Records from a data collection:
::::

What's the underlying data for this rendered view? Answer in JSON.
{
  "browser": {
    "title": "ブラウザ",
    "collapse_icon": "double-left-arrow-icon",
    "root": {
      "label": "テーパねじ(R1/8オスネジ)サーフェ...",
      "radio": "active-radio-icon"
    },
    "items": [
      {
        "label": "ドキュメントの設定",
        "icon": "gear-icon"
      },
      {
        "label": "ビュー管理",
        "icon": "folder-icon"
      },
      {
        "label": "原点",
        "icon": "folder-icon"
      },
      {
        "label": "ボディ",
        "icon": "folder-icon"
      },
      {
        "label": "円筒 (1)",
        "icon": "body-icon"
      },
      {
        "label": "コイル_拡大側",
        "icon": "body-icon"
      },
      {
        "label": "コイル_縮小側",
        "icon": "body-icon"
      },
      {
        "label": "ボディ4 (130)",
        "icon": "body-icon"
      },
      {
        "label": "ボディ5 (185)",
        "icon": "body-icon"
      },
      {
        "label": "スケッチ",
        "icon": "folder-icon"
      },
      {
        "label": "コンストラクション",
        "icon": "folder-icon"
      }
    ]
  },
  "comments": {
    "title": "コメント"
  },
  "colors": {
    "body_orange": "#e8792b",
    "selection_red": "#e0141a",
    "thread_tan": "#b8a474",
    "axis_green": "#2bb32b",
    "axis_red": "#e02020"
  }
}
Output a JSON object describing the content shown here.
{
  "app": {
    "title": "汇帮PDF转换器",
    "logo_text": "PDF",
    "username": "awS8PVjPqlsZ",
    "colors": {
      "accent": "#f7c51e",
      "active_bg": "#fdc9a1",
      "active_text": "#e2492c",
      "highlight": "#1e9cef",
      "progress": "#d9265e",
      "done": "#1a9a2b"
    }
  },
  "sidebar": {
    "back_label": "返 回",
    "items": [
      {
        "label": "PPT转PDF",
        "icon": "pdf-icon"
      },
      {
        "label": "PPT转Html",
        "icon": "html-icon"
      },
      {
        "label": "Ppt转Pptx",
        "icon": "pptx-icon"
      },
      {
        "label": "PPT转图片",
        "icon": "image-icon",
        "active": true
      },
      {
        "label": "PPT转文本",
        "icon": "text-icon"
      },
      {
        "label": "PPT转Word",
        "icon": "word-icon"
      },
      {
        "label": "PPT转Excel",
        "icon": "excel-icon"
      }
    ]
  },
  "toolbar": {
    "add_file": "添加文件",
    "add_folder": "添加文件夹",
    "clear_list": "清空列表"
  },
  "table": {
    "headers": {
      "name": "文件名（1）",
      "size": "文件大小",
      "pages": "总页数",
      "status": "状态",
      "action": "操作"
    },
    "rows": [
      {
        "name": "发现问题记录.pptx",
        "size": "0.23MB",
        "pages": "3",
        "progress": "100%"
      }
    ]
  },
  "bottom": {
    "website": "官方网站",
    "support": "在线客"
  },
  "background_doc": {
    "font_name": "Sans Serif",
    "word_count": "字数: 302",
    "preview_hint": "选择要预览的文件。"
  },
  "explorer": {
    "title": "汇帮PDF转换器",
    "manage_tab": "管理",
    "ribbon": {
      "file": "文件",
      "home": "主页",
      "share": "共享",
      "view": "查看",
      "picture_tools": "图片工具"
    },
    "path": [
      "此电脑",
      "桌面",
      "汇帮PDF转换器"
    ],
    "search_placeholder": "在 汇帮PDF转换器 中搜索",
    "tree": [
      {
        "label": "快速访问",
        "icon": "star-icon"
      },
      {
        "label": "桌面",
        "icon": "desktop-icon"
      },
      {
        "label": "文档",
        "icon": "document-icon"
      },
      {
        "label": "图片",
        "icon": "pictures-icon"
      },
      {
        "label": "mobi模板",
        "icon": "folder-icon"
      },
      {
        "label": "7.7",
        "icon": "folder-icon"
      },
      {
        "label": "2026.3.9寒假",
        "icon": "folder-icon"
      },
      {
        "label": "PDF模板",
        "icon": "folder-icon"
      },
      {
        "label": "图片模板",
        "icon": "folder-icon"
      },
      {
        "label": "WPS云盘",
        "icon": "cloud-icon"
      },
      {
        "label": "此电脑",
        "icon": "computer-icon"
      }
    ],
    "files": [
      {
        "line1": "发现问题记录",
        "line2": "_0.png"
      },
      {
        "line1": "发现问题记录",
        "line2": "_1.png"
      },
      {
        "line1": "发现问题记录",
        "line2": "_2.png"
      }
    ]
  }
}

::::

What you have to do ->
Retype the listing above in full, with no alterations.

The response ->
What's the underlying data for this rendered view? Answer in JSON.
{
  "browser": {
    "title": "ブラウザ",
    "collapse_icon": "double-left-arrow-icon",
    "root": {
      "label": "テーパねじ(R1/8オスネジ)サーフェ...",
      "radio": "active-radio-icon"
    },
    "items": [
      {
        "label": "ドキュメントの設定",
        "icon": "gear-icon"
      },
      {
        "label": "ビュー管理",
        "icon": "folder-icon"
      },
      {
        "label": "原点",
        "icon": "folder-icon"
      },
      {
        "label": "ボディ",
        "icon": "folder-icon"
      },
      {
        "label": "円筒 (1)",
        "icon": "body-icon"
      },
      {
        "label": "コイル_拡大側",
        "icon": "body-icon"
      },
      {
        "label": "コイル_縮小側",
        "icon": "body-icon"
      },
      {
        "label": "ボディ4 (130)",
        "icon": "body-icon"
      },
      {
        "label": "ボディ5 (185)",
        "icon": "body-icon"
      },
      {
        "label": "スケッチ",
        "icon": "folder-icon"
      },
      {
        "label": "コンストラクション",
        "icon": "folder-icon"
      }
    ]
  },
  "comments": {
    "title": "コメント"
  },
  "colors": {
    "body_orange": "#e8792b",
    "selection_red": "#e0141a",
    "thread_tan": "#b8a474",
    "axis_green": "#2bb32b",
    "axis_red": "#e02020"
  }
}
Output a JSON object describing the content shown here.
{
  "app": {
    "title": "汇帮PDF转换器",
    "logo_text": "PDF",
    "username": "awS8PVjPqlsZ",
    "colors": {
      "accent": "#f7c51e",
      "active_bg": "#fdc9a1",
      "active_text": "#e2492c",
      "highlight": "#1e9cef",
      "progress": "#d9265e",
      "done": "#1a9a2b"
    }
  },
  "sidebar": {
    "back_label": "返 回",
    "items": [
      {
        "label": "PPT转PDF",
        "icon": "pdf-icon"
      },
      {
        "label": "PPT转Html",
        "icon": "html-icon"
      },
      {
        "label": "Ppt转Pptx",
        "icon": "pptx-icon"
      },
      {
        "label": "PPT转图片",
        "icon": "image-icon",
        "active": true
      },
      {
        "label": "PPT转文本",
        "icon": "text-icon"
      },
      {
        "label": "PPT转Word",
        "icon": "word-icon"
      },
      {
        "label": "PPT转Excel",
        "icon": "excel-icon"
      }
    ]
  },
  "toolbar": {
    "add_file": "添加文件",
    "add_folder": "添加文件夹",
    "clear_list": "清空列表"
  },
  "table": {
    "headers": {
      "name": "文件名（1）",
      "size": "文件大小",
      "pages": "总页数",
      "status": "状态",
      "action": "操作"
    },
    "rows": [
      {
        "name": "发现问题记录.pptx",
        "size": "0.23MB",
        "pages": "3",
        "progress": "100%"
      }
    ]
  },
  "bottom": {
    "website": "官方网站",
    "support": "在线客"
  },
  "background_doc": {
    "font_name": "Sans Serif",
    "word_count": "字数: 302",
    "preview_hint": "选择要预览的文件。"
  },
  "explorer": {
    "title": "汇帮PDF转换器",
    "manage_tab": "管理",
    "ribbon": {
      "file": "文件",
      "home": "主页",
      "share": "共享",
      "view": "查看",
      "picture_tools": "图片工具"
    },
    "path": [
      "此电脑",
      "桌面",
      "汇帮PDF转换器"
    ],
    "search_placeholder": "在 汇帮PDF转换器 中搜索",
    "tree": [
      {
        "label": "快速访问",
        "icon": "star-icon"
      },
      {
        "label": "桌面",
        "icon": "desktop-icon"
      },
      {
        "label": "文档",
        "icon": "document-icon"
      },
      {
        "label": "图片",
        "icon": "pictures-icon"
      },
      {
        "label": "mobi模板",
        "icon": "folder-icon"
      },
      {
        "label": "7.7",
        "icon": "folder-icon"
      },
      {
        "label": "2026.3.9寒假",
        "icon": "folder-icon"
      },
      {
        "label": "PDF模板",
        "icon": "folder-icon"
      },
      {
        "label": "图片模板",
        "icon": "folder-icon"
      },
      {
        "label": "WPS云盘",
        "icon": "cloud-icon"
      },
      {
        "label": "此电脑",
        "icon": "computer-icon"
      }
    ],
    "files": [
      {
        "line1": "发现问题记录",
        "line2": "_0.png"
      },
      {
        "line1": "发现问题记录",
        "line2": "_1.png"
      },
      {
        "line1": "发现问题记录",
        "line2": "_2.png"
      }
    ]
  }
}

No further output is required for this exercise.